*Do this:* Report all lines from the entries below in which "безопасности" appears.

(Saved entries)
########################################

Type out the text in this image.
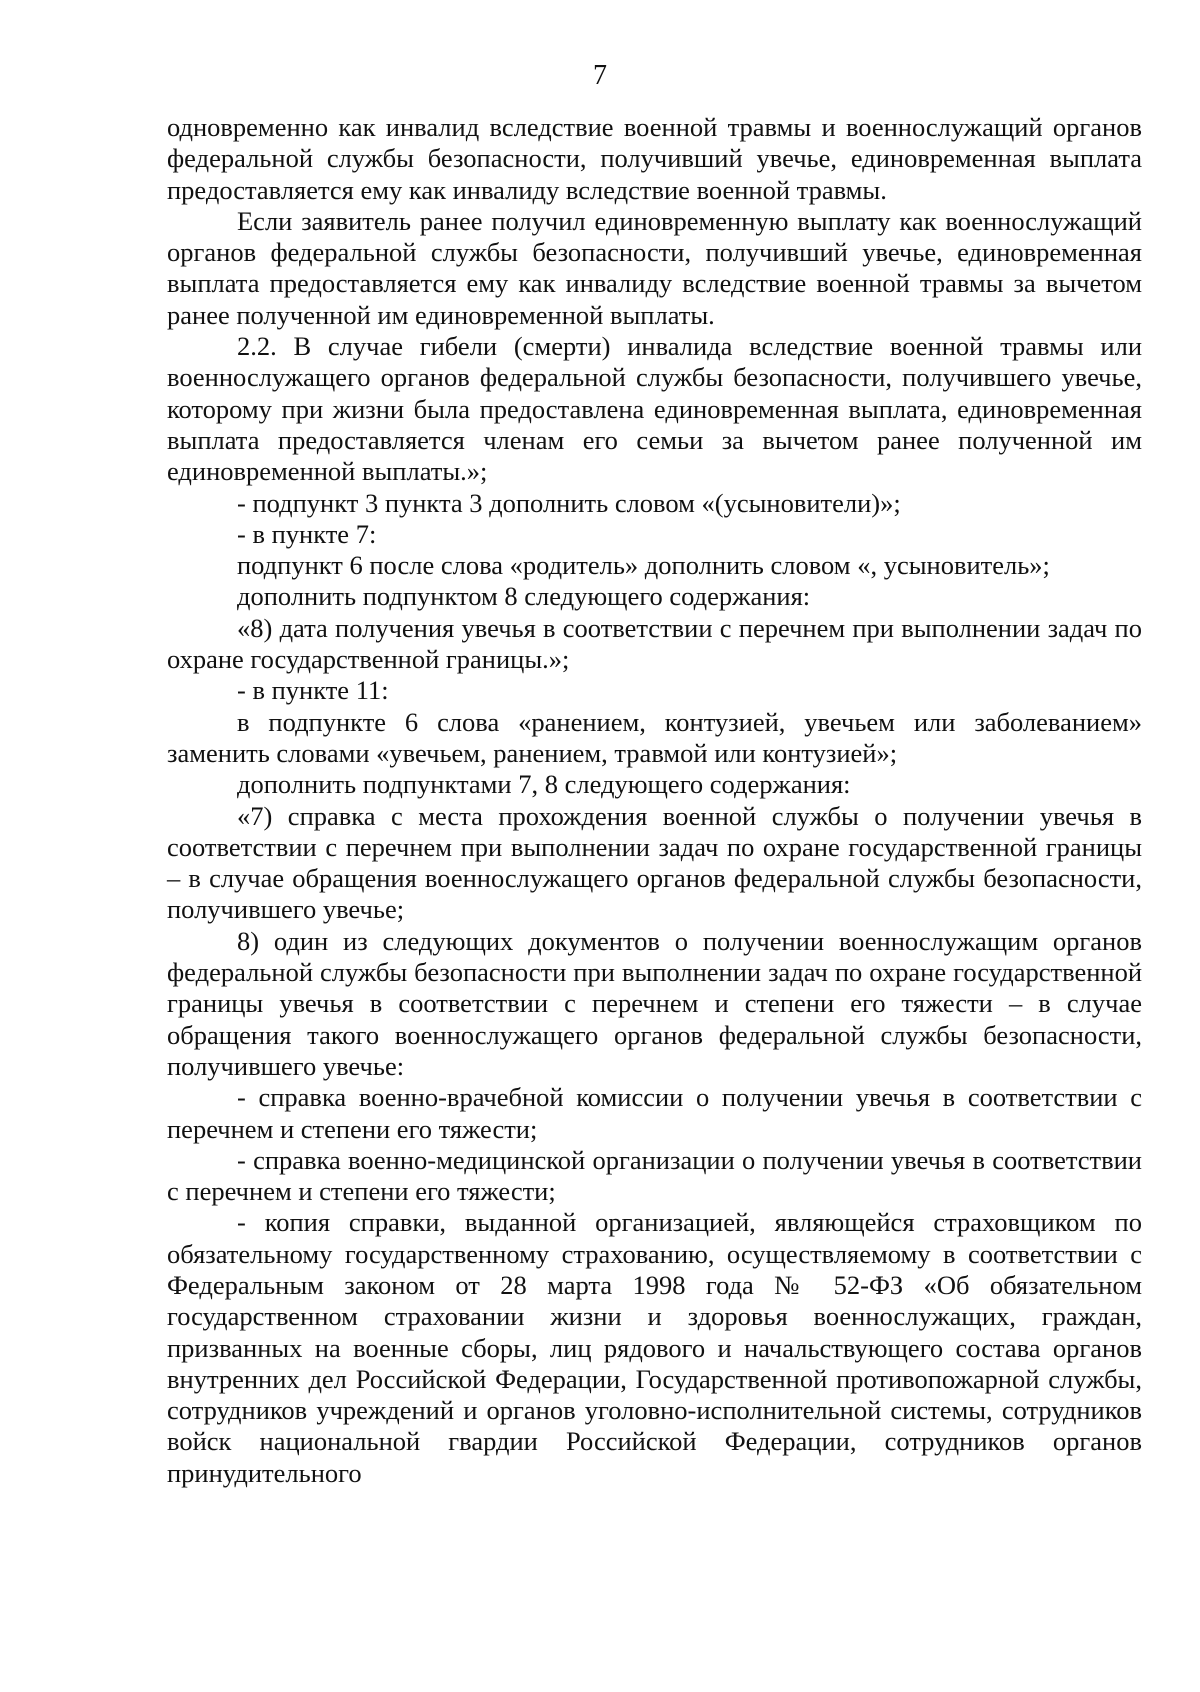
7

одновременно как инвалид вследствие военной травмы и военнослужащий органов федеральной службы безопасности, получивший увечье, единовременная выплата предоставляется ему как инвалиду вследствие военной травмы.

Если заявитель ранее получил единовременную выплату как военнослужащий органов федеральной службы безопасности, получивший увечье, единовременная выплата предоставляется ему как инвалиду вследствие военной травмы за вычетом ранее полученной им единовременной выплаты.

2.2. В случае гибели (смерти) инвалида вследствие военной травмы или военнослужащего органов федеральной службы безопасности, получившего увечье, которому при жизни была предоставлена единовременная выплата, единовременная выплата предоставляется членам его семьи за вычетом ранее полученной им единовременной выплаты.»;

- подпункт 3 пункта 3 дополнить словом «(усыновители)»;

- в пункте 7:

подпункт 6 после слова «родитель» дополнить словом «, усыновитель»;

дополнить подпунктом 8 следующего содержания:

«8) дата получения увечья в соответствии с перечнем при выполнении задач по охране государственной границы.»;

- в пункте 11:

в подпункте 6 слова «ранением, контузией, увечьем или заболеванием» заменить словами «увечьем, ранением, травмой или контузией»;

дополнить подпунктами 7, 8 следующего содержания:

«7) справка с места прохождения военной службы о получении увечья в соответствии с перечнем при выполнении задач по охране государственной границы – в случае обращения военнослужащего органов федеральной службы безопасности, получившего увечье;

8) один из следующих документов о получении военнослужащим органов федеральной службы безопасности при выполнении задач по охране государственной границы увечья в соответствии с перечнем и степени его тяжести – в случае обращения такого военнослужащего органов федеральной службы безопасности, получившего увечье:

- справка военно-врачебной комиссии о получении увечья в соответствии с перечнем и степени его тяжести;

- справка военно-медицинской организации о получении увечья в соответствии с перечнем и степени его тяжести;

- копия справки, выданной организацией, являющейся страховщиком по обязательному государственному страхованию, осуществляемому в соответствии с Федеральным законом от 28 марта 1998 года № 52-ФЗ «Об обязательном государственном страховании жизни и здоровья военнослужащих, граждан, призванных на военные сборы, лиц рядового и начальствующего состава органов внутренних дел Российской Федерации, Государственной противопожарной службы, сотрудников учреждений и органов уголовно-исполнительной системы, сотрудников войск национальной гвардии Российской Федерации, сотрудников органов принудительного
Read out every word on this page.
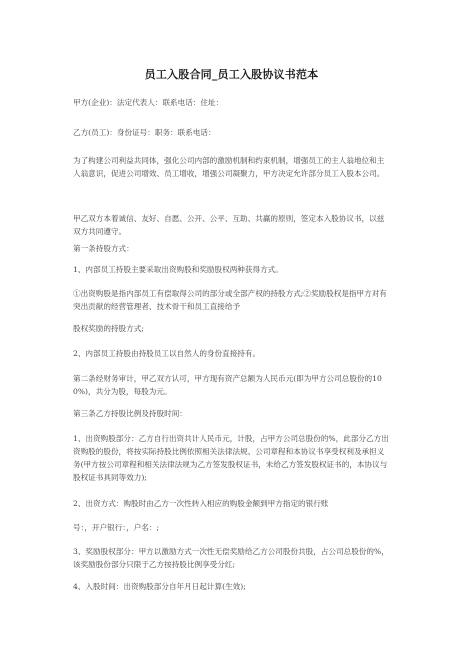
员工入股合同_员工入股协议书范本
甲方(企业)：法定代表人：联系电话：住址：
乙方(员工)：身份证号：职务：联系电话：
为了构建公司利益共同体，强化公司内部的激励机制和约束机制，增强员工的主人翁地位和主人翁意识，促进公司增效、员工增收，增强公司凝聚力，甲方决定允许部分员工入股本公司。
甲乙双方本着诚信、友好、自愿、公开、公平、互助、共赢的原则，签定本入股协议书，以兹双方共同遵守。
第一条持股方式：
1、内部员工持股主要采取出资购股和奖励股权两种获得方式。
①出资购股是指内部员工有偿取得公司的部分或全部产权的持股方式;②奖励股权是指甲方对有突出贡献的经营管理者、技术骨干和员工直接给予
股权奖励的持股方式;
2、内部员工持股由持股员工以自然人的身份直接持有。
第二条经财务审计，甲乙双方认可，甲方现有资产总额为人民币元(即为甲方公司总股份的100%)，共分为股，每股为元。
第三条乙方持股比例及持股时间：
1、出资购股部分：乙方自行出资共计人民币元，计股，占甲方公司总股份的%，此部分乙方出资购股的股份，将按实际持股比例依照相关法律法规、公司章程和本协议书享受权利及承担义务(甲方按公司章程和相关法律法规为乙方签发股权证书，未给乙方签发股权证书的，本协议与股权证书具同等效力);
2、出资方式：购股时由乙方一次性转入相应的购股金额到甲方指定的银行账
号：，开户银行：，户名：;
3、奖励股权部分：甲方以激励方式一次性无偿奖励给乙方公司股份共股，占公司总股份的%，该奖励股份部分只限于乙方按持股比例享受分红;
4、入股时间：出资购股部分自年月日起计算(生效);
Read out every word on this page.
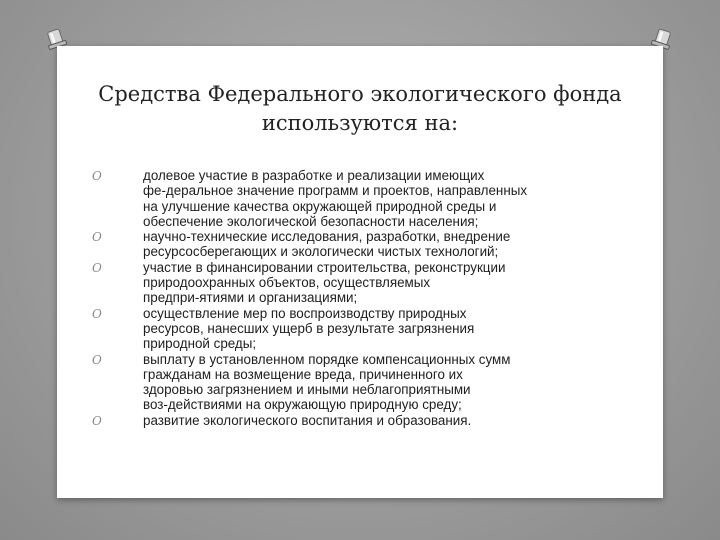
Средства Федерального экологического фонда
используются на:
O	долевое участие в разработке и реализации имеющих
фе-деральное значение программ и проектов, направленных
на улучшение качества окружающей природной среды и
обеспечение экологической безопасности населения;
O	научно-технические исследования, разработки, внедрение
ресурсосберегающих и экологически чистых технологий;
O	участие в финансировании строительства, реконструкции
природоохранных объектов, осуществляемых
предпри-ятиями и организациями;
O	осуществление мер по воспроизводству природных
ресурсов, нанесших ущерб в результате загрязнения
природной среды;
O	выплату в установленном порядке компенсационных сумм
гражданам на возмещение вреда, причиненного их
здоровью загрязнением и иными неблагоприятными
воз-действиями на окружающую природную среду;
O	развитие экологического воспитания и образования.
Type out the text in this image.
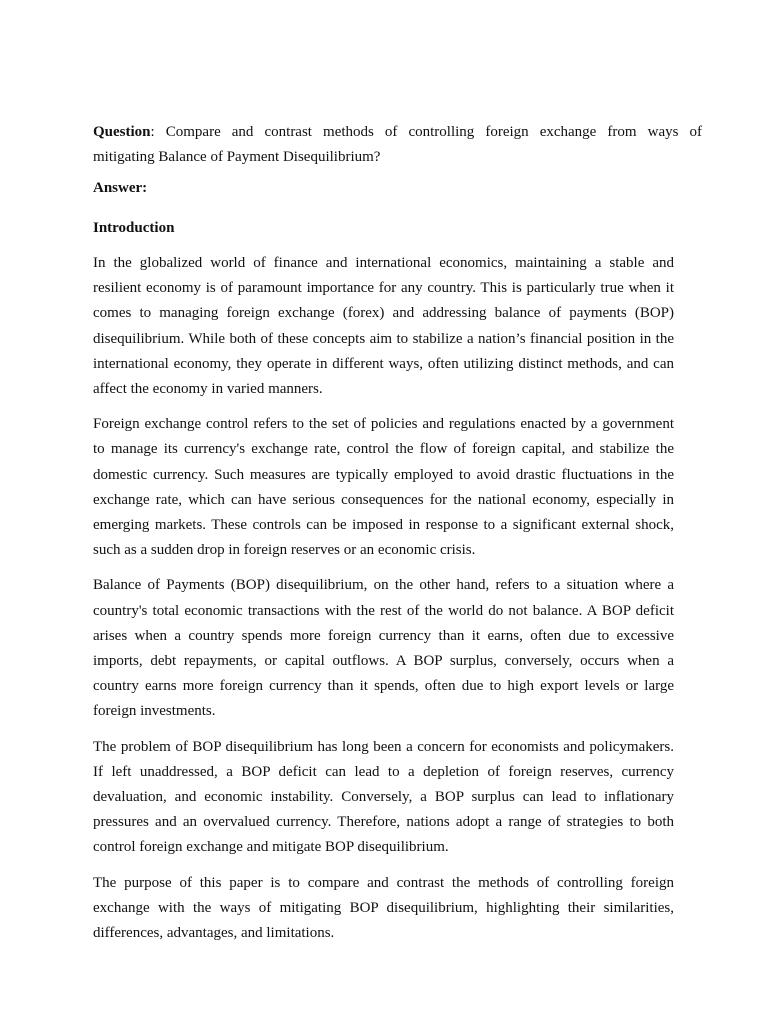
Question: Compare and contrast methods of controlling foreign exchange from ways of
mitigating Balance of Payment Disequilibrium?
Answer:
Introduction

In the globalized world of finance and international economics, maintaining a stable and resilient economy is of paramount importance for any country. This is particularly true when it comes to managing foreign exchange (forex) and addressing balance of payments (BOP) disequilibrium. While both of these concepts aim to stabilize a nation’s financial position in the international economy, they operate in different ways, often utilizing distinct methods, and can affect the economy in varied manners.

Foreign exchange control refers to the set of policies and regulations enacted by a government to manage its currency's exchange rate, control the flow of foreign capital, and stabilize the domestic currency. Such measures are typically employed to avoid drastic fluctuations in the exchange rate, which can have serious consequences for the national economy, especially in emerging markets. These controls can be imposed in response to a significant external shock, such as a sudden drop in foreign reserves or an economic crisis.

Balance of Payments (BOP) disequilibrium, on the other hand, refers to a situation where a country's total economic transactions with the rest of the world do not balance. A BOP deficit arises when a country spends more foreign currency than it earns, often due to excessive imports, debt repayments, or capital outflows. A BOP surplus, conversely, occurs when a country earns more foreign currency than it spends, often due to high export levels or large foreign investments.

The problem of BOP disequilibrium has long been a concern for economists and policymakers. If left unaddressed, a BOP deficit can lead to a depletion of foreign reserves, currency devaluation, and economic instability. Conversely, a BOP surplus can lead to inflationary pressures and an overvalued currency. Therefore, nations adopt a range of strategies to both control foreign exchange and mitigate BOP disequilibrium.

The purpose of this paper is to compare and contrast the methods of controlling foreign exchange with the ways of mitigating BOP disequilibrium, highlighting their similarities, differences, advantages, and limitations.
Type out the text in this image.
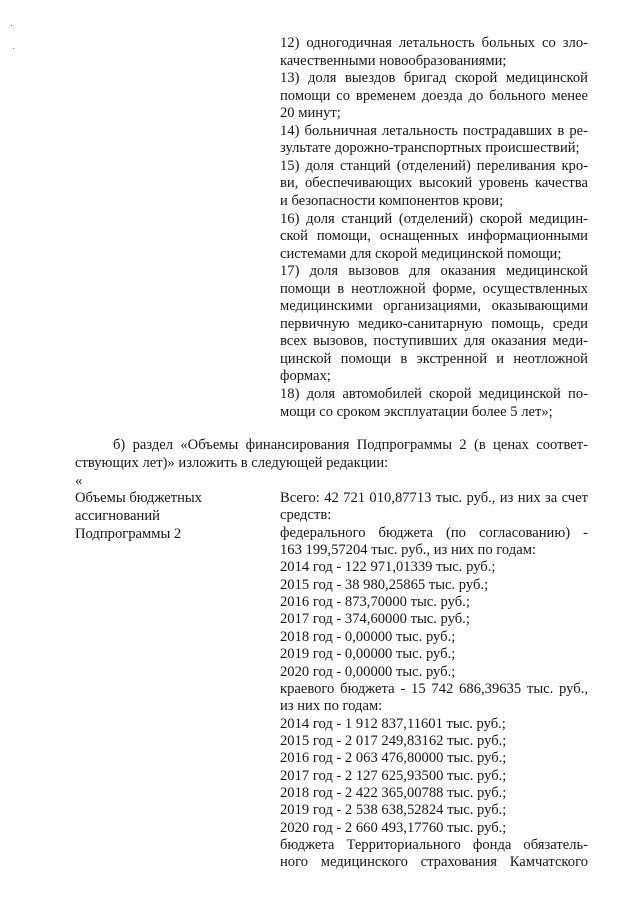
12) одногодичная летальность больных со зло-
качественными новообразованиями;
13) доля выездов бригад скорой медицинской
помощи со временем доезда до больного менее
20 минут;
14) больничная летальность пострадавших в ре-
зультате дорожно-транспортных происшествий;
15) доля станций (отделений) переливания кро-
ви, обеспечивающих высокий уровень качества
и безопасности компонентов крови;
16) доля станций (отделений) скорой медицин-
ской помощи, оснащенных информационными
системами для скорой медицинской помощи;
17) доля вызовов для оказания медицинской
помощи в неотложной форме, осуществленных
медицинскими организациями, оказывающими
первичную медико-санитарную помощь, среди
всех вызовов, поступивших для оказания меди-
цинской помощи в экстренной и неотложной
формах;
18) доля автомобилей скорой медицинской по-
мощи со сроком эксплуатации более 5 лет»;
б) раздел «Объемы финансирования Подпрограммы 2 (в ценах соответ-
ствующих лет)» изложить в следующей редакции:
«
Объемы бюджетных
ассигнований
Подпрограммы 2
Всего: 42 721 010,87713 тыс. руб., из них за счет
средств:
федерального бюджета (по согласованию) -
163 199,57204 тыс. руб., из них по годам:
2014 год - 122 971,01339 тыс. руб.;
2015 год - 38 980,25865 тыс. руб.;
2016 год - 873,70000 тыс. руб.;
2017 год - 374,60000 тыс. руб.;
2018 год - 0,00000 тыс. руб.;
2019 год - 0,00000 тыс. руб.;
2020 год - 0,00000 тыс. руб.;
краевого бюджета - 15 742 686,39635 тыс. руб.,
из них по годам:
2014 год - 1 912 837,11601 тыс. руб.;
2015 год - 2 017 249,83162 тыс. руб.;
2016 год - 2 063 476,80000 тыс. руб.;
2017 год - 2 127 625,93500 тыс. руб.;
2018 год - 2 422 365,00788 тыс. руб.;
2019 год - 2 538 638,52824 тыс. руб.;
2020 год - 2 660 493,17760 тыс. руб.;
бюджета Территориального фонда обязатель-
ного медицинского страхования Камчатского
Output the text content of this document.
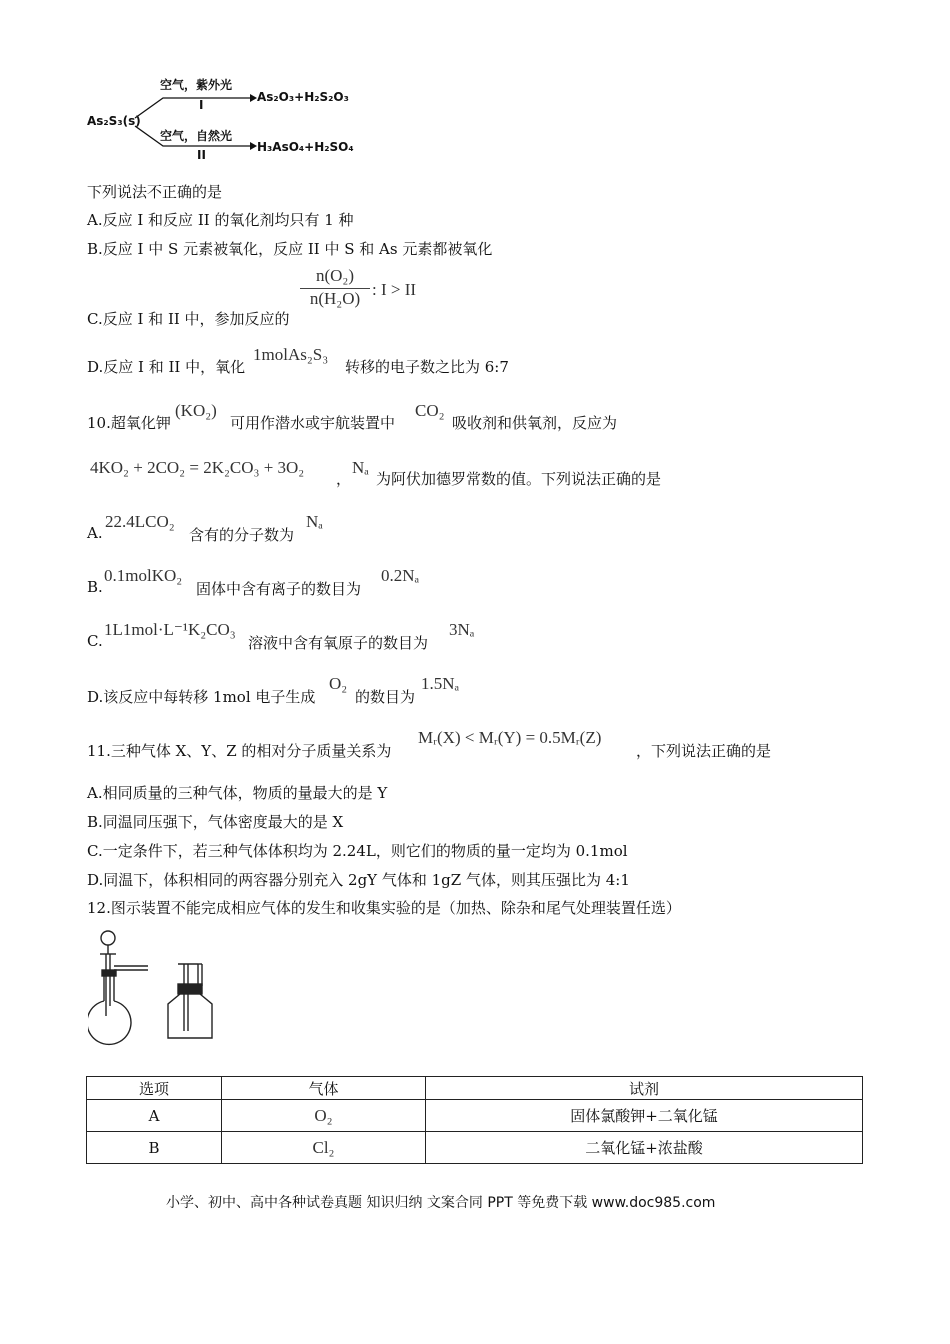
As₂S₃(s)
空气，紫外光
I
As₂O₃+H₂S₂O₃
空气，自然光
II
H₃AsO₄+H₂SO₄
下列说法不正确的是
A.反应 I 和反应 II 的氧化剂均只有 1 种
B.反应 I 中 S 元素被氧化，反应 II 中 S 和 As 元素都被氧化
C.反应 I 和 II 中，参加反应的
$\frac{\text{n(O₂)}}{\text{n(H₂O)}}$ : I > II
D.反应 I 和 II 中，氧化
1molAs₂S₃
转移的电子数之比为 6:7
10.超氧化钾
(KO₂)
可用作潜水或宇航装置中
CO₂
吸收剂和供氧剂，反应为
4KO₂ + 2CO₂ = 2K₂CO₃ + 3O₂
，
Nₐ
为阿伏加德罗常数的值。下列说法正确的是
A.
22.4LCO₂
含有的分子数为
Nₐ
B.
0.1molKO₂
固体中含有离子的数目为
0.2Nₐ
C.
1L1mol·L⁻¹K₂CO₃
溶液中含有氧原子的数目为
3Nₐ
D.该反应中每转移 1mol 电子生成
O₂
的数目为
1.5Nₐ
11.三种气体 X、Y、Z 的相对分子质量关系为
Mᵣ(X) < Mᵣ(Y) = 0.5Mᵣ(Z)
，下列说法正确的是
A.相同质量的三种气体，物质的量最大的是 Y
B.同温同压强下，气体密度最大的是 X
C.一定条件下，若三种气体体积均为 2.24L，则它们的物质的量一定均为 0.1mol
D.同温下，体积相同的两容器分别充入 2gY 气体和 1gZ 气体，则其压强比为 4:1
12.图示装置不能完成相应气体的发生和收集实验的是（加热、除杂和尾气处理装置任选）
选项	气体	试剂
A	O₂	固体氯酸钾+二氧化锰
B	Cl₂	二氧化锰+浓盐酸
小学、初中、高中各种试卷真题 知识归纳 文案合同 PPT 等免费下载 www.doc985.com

########################################

*Finished task:*
одновременно как инвалид вследствие военной травмы и военнослужащий органов федеральной службы безопасности, получивший увечье, единовременная выплата предоставляется ему как инвалиду вследствие военной травмы.
Если заявитель ранее получил единовременную выплату как военнослужащий органов федеральной службы безопасности, получивший увечье, единовременная выплата предоставляется ему как инвалиду вследствие военной травмы за вычетом ранее полученной им единовременной выплаты.
2.2. В случае гибели (смерти) инвалида вследствие военной травмы или военнослужащего органов федеральной службы безопасности, получившего увечье, которому при жизни была предоставлена единовременная выплата, единовременная выплата предоставляется членам его семьи за вычетом ранее полученной им единовременной выплаты.»;
«7) справка с места прохождения военной службы о получении увечья в соответствии с перечнем при выполнении задач по охране государственной границы – в случае обращения военнослужащего органов федеральной службы безопасности, получившего увечье;
8) один из следующих документов о получении военнослужащим органов федеральной службы безопасности при выполнении задач по охране государственной границы увечья в соответствии с перечнем и степени его тяжести – в случае обращения такого военнослужащего органов федеральной службы безопасности, получившего увечье:
обеспечение экологической безопасности населения;
и безопасности компонентов крови;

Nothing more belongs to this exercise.